→ **DIRECTION**
Could you repeat the records below exactly, leaving out any pictures?

○ ○ ○ ○

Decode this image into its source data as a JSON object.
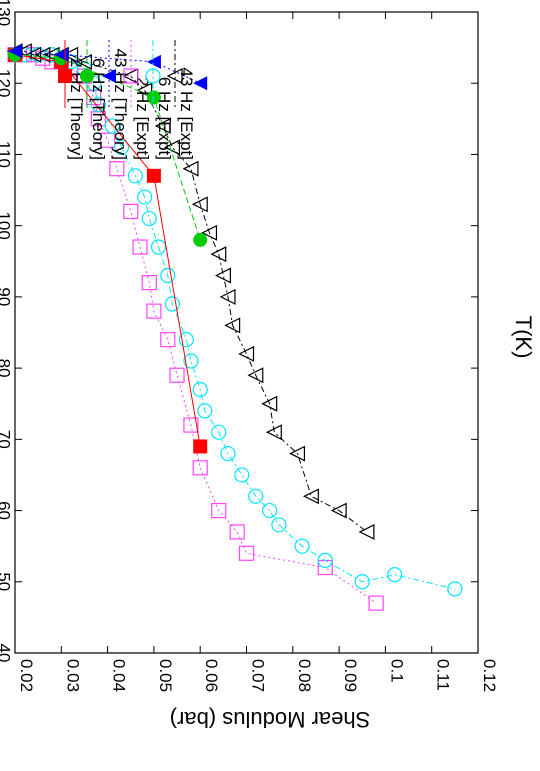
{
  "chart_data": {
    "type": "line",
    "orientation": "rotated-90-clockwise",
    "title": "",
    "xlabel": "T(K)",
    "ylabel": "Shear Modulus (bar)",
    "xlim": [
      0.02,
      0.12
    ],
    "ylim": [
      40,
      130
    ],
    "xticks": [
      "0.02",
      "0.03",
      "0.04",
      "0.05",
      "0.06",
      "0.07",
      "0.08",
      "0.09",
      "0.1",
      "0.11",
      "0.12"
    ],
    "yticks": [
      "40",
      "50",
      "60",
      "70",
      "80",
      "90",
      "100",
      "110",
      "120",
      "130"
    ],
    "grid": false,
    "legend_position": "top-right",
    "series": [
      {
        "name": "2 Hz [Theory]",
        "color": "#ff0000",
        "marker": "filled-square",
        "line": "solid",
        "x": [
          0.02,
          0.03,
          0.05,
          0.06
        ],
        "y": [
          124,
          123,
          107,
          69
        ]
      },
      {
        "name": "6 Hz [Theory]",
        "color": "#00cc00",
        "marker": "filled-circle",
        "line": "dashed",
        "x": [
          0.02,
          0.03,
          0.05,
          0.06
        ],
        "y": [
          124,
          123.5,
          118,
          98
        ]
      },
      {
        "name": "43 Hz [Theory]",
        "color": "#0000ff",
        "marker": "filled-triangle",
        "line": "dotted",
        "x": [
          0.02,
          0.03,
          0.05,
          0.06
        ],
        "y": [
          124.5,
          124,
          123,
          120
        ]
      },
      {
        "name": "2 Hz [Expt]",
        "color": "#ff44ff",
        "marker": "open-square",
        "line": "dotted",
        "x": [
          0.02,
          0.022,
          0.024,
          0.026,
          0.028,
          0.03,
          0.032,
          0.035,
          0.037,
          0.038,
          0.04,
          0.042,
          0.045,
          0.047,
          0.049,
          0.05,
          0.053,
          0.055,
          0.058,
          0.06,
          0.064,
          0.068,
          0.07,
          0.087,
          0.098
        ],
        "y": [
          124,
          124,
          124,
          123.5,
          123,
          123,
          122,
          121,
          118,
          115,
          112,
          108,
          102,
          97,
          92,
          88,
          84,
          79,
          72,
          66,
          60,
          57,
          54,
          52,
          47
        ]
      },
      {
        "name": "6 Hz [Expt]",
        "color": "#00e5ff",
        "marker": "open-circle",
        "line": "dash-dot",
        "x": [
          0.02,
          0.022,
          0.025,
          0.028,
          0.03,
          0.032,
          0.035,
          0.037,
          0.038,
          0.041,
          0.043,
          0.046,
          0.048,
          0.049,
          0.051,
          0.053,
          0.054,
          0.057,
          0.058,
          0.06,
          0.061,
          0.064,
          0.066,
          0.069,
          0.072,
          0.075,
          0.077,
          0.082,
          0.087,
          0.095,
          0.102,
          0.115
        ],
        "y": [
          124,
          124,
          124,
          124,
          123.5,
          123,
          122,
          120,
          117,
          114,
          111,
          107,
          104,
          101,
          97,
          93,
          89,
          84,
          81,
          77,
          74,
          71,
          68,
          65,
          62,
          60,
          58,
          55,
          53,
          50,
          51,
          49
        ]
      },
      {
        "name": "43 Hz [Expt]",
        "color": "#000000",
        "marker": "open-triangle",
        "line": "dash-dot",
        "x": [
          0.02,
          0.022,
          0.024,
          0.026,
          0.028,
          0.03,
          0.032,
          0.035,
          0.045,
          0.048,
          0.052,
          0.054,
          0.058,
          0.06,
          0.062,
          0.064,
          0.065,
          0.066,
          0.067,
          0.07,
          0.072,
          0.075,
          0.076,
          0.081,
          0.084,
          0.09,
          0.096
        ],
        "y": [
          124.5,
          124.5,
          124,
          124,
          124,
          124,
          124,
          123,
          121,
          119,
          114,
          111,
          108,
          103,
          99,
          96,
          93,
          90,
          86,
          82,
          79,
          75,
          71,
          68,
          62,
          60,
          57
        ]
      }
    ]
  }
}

○ ○ ○ ○

→ **FINISHED TASK**
Decode this image into its source data as a JSON object.
{
  "chart_data": {
    "type": "line",
    "orientation": "rotated-90-clockwise",
    "title": "",
    "xlabel": "T(K)",
    "ylabel": "Shear Modulus (bar)",
    "xlim": [
      0.02,
      0.12
    ],
    "ylim": [
      40,
      130
    ],
    "xticks": [
      "0.02",
      "0.03",
      "0.04",
      "0.05",
      "0.06",
      "0.07",
      "0.08",
      "0.09",
      "0.1",
      "0.11",
      "0.12"
    ],
    "yticks": [
      "40",
      "50",
      "60",
      "70",
      "80",
      "90",
      "100",
      "110",
      "120",
      "130"
    ],
    "grid": false,
    "legend_position": "top-right",
    "series": [
      {
        "name": "2 Hz [Theory]",
        "color": "#ff0000",
        "marker": "filled-square",
        "line": "solid",
        "x": [
          0.02,
          0.03,
          0.05,
          0.06
        ],
        "y": [
          124,
          123,
          107,
          69
        ]
      },
      {
        "name": "6 Hz [Theory]",
        "color": "#00cc00",
        "marker": "filled-circle",
        "line": "dashed",
        "x": [
          0.02,
          0.03,
          0.05,
          0.06
        ],
        "y": [
          124,
          123.5,
          118,
          98
        ]
      },
      {
        "name": "43 Hz [Theory]",
        "color": "#0000ff",
        "marker": "filled-triangle",
        "line": "dotted",
        "x": [
          0.02,
          0.03,
          0.05,
          0.06
        ],
        "y": [
          124.5,
          124,
          123,
          120
        ]
      },
      {
        "name": "2 Hz [Expt]",
        "color": "#ff44ff",
        "marker": "open-square",
        "line": "dotted",
        "x": [
          0.02,
          0.022,
          0.024,
          0.026,
          0.028,
          0.03,
          0.032,
          0.035,
          0.037,
          0.038,
          0.04,
          0.042,
          0.045,
          0.047,
          0.049,
          0.05,
          0.053,
          0.055,
          0.058,
          0.06,
          0.064,
          0.068,
          0.07,
          0.087,
          0.098
        ],
        "y": [
          124,
          124,
          124,
          123.5,
          123,
          123,
          122,
          121,
          118,
          115,
          112,
          108,
          102,
          97,
          92,
          88,
          84,
          79,
          72,
          66,
          60,
          57,
          54,
          52,
          47
        ]
      },
      {
        "name": "6 Hz [Expt]",
        "color": "#00e5ff",
        "marker": "open-circle",
        "line": "dash-dot",
        "x": [
          0.02,
          0.022,
          0.025,
          0.028,
          0.03,
          0.032,
          0.035,
          0.037,
          0.038,
          0.041,
          0.043,
          0.046,
          0.048,
          0.049,
          0.051,
          0.053,
          0.054,
          0.057,
          0.058,
          0.06,
          0.061,
          0.064,
          0.066,
          0.069,
          0.072,
          0.075,
          0.077,
          0.082,
          0.087,
          0.095,
          0.102,
          0.115
        ],
        "y": [
          124,
          124,
          124,
          124,
          123.5,
          123,
          122,
          120,
          117,
          114,
          111,
          107,
          104,
          101,
          97,
          93,
          89,
          84,
          81,
          77,
          74,
          71,
          68,
          65,
          62,
          60,
          58,
          55,
          53,
          50,
          51,
          49
        ]
      },
      {
        "name": "43 Hz [Expt]",
        "color": "#000000",
        "marker": "open-triangle",
        "line": "dash-dot",
        "x": [
          0.02,
          0.022,
          0.024,
          0.026,
          0.028,
          0.03,
          0.032,
          0.035,
          0.045,
          0.048,
          0.052,
          0.054,
          0.058,
          0.06,
          0.062,
          0.064,
          0.065,
          0.066,
          0.067,
          0.07,
          0.072,
          0.075,
          0.076,
          0.081,
          0.084,
          0.09,
          0.096
        ],
        "y": [
          124.5,
          124.5,
          124,
          124,
          124,
          124,
          124,
          123,
          121,
          119,
          114,
          111,
          108,
          103,
          99,
          96,
          93,
          90,
          86,
          82,
          79,
          75,
          71,
          68,
          62,
          60,
          57
        ]
      }
    ]
  }
}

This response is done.